--- START RECORD EXCERPTS ---

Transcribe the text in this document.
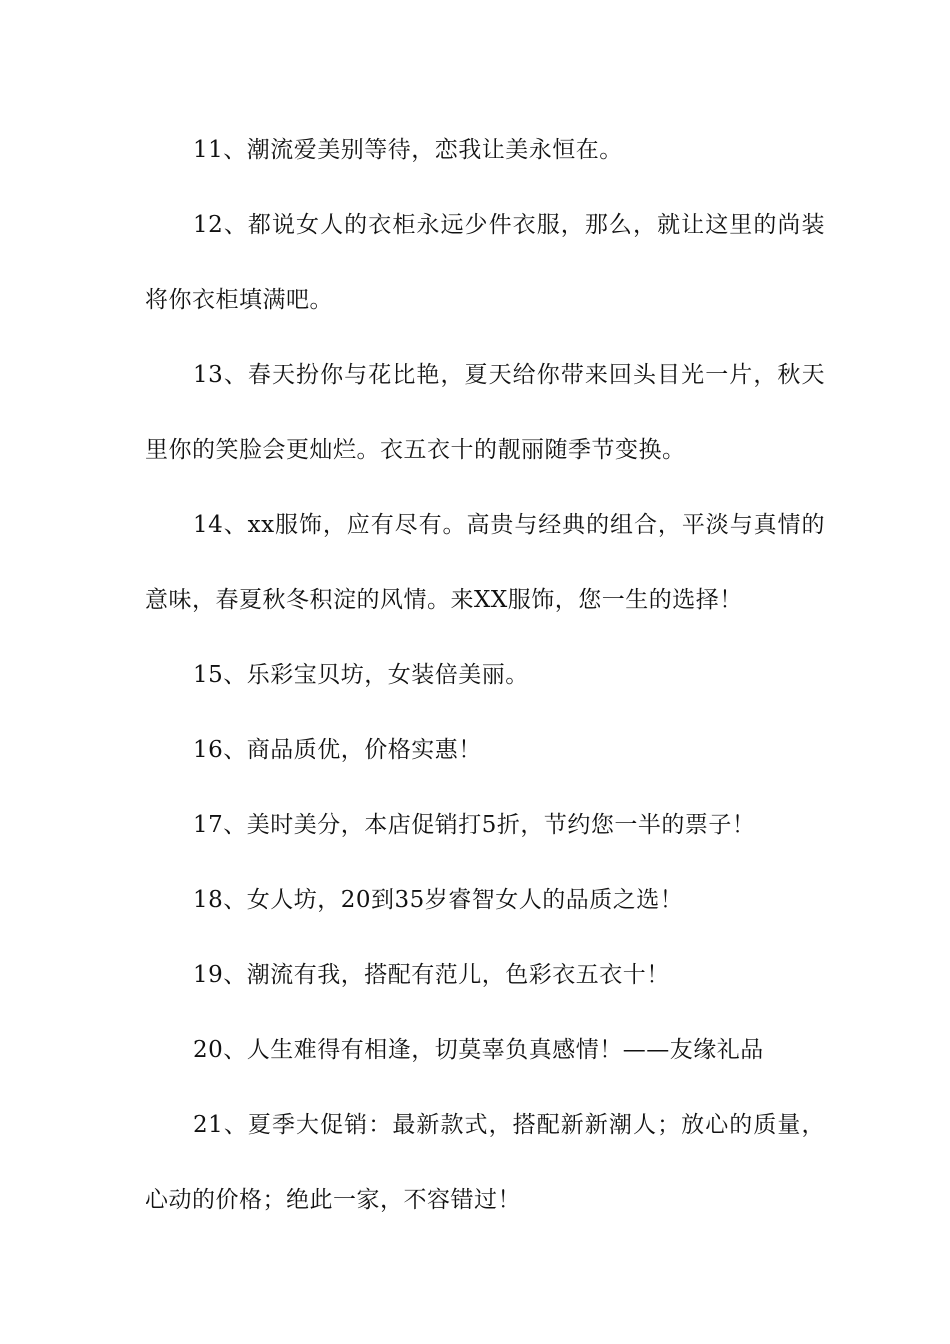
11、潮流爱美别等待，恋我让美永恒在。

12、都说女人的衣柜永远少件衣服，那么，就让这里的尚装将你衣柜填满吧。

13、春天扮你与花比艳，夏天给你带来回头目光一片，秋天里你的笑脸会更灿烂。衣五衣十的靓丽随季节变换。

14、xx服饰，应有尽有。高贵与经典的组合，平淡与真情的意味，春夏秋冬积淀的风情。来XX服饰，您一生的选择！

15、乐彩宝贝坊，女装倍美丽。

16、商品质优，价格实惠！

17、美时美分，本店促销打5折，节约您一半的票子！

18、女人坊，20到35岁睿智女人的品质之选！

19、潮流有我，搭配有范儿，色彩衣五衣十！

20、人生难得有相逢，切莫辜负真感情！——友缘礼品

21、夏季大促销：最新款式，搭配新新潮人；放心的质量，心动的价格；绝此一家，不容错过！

--- END RECORD EXCERPTS ---
--- START RECORD EXCERPTS ---

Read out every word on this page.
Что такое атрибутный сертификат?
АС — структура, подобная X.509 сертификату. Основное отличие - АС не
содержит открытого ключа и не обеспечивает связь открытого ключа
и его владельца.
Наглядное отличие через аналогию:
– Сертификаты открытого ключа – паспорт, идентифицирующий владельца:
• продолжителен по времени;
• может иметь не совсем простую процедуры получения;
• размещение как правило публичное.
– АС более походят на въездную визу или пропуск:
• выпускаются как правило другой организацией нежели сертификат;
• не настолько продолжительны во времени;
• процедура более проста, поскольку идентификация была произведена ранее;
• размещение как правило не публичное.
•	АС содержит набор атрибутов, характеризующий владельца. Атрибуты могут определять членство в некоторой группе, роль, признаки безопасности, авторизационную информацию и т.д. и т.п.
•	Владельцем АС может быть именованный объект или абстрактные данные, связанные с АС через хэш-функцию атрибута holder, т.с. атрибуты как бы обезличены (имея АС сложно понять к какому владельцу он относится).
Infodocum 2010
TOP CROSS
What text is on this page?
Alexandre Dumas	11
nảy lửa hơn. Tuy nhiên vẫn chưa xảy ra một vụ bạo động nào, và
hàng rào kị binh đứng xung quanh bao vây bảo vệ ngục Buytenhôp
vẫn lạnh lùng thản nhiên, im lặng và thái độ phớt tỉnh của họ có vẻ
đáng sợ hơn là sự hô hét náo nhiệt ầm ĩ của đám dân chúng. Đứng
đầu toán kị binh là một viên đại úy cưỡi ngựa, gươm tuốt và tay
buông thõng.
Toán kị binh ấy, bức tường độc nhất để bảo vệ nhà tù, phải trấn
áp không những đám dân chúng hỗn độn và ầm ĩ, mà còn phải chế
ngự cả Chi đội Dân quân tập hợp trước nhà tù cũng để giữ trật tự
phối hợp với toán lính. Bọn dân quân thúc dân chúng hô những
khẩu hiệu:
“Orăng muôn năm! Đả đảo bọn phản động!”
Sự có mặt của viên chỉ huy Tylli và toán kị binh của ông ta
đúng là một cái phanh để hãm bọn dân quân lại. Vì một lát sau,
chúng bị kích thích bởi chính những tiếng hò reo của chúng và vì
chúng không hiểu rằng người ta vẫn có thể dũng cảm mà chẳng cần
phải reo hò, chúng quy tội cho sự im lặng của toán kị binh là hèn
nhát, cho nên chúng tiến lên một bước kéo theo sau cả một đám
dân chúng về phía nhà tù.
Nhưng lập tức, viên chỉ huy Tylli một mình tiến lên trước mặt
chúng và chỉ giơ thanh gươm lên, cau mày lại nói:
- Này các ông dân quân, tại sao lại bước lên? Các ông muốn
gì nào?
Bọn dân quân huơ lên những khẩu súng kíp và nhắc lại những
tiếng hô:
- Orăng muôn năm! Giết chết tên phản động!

--- END RECORD EXCERPTS ---

WRITTEN PROBLEM: Scan the listing above. Gather each line that contains the word "отличие".

REPLY:
АС — структура, подобная X.509 сертификату. Основное отличие - АС не
Наглядное отличие через аналогию:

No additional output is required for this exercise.